**EXCERPTED TEXT:**
•••••

The Let's Play Archive

Manhunter: New York & San Fransisco

by GuavaMoment

Part 13: The Empire State Building






Hello everyone. My name is GuavaMoment. I'm interrupting this LP to discuss something very important to me. Something that affects you, me, friends, family, and those close to you. I'm talking about :



RETARDED ADVENTURE GAME PUZZLES



I'm here to talk about the absolute worst that adventure gaming has to offer, in the hope of protecting others from this horrible, horrible affliction. Individually we are vulnerable, but together we can come together to defeat this disease. We need to find the single, most retarded puzzle ever to desensitize and protect you. Let's begin.

Now I've dealt with more than my fair share of retarded puzzles as some of you are well aware.



Oh The Dig, your retardedness is legendary. But let's take a step back. To solve that particular puzzle requires you to use an inventory item on a landscape item. There's only a dozen or so items in your inventory, so through brute force trial-and-error, you can solve that puzzle within a few minutes. I want to talk about puzzles that are really retarded.



We're getting closer to truly describing retardedness. To get to the bottom of this, we need to go straight to the heart of the matter.

Ever played Myst? There's a puzzle in there from the Mechanical age that requires you to pull on levers to scroll three numbers. I once watched my older brother write a page long mathematical formula proving that this puzzle was impossible, causing him to give up on Myst. I was unable to find pictures. To solve the puzzle you need to  hold down one of the levers to make it scroll twice.  Surely a stupid puzzle, and one step closer to our goal.

Many would point to the cat hair disguise from Gabriel Knight 3. Again, I was unable to find pictures. The puzzle in all its stupidity is better explained at the following link.

http://www.oldmanmurray.com/features/77.html

We are only two steps away from the worst that adventure gaming has to offer. I believe that Gabriel Knight puzzle is saved because, like The Dig's candidate, it can be solved through brute force trial and error. The worst puzzle would require you to divine the answer out of thin air. The means to accomplish this? Text parser. The text parser is the bane of adventure games. I dislike games even with a limited text parser like Leisure Suit Larry. You have to know somehow what to do and the syntax needed to do it.

•••••

**RECORD SET:**
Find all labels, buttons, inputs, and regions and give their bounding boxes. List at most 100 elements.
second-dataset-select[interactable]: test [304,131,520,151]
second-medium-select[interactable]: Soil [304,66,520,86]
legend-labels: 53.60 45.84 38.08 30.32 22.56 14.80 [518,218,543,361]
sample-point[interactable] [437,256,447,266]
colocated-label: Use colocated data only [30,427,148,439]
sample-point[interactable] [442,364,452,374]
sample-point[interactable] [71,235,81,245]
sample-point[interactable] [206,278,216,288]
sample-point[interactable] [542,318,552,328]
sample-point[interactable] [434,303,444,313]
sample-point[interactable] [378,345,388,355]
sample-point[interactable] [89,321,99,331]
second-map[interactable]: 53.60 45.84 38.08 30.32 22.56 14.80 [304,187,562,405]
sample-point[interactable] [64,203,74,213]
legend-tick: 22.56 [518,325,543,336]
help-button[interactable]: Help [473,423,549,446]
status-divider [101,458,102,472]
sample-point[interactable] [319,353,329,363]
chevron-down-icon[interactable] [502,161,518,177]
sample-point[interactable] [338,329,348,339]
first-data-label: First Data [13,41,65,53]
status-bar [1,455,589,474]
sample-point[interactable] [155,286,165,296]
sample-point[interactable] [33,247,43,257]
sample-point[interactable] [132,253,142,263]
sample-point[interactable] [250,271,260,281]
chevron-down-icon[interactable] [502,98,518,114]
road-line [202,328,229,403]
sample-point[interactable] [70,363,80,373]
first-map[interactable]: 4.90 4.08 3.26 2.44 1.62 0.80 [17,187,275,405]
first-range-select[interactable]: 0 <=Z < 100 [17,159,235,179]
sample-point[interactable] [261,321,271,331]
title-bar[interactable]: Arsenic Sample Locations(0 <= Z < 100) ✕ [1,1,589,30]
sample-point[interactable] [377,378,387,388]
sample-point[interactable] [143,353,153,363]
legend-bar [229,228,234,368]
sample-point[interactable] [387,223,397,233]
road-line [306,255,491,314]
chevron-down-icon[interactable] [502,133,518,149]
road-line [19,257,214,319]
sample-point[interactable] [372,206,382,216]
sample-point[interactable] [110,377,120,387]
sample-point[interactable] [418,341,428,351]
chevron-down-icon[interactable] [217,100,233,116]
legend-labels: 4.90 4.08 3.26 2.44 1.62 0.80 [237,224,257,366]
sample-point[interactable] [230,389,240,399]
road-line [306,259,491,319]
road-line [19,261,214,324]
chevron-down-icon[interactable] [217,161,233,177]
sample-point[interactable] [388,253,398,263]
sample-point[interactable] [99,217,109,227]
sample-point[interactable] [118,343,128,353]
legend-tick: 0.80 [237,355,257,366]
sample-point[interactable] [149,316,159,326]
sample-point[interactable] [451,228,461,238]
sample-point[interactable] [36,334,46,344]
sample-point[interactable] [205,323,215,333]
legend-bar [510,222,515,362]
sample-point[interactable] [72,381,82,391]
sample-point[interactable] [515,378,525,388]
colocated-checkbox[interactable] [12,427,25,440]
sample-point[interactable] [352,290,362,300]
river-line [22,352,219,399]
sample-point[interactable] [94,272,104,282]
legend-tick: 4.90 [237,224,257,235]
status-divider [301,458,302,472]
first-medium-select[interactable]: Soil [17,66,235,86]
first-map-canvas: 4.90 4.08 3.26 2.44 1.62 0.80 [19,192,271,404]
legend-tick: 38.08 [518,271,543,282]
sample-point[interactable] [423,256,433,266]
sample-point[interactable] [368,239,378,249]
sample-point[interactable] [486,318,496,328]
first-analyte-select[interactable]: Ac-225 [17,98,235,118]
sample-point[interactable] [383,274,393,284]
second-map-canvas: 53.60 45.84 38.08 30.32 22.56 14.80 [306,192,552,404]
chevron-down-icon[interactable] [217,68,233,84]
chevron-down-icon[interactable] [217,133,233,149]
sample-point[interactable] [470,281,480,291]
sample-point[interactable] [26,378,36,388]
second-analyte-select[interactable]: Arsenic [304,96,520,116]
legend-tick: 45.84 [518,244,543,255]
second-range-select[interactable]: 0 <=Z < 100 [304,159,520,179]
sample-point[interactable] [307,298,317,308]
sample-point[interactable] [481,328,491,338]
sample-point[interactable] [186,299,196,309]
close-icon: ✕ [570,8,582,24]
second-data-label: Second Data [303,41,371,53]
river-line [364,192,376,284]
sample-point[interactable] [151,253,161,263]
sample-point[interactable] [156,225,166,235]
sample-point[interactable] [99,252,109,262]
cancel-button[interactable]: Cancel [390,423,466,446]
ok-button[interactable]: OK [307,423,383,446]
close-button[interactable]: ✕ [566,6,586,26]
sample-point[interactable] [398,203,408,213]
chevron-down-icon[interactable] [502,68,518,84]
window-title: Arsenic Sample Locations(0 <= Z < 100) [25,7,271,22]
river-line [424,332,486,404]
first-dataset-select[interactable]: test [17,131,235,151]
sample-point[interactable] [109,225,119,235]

•••••

**PROBLEMS TO SOLVE:**
• 1. According to the Let's Play post, why does the puzzle from The Dig fall short of the worst kind? Answer in one to three sentences.
• 2. Answer these from the Let's Play post:
(a) Which age of Myst contains the lever puzzle?
(b) What did the author's older brother write about that puzzle?
(c) Which game is given as an example of a limited text parser?
• 3. Carry the Let's Play post on from its final sentence, in the same voice.

**ANSWERS FOR THE TASKS:**
• 1. The puzzle only asks you to use an inventory item on a landscape item, and you carry only a dozen or so items. Brute-force trial and error can therefore solve it within a few minutes.

• 2.
(a) The Mechanical age.
(b) A page-long mathematical formula proving the puzzle was impossible.
(c) Leisure Suit Larry.

• 3.
The final step in creating the worst adventure gaming puzzle is this - puzzles that require incongruous logic. Enter Manhunter: New York. In the thread I sometimes write a sentence in italics under a screenshot, usually after a death scene. Why? Because it looks like this:



This is a game where you travel alone, and humans are not allowed to talk. These figures are supposed to represent the game programmers talking to you, trying to tell you what to do next. In the context of the game, this screen is totally incongruous. This is fine, as long as your Manhunter character is able to figure things out without the help of this programmer image.

Which brings us to this.

Do you know the name of the untrackable killer we've been following? All the clues have been given to you. Here they are again, but this time with the incongruous clue highlighted:







"Don't get your goose cooked" is the message you receive the first time you enter Central Park. Based on the word "cooked" which your character received from a source completely removed from game time and space you somehow divine this out of thin air:





We have the name of the killer! Somehow. And we also have his address, Fifth Ave and 34th Street. For the majority of you who don't know where that address is in New York...



It's the motherfucking Empire State Building. A place we've already been to once, but can't return to unless we input "Phil Cook" into the computer. Without divining that name we can't travel here...



...we can't go straight from outside to this one and only room in the building somehow...



...and we can't gain access to Phil's computer.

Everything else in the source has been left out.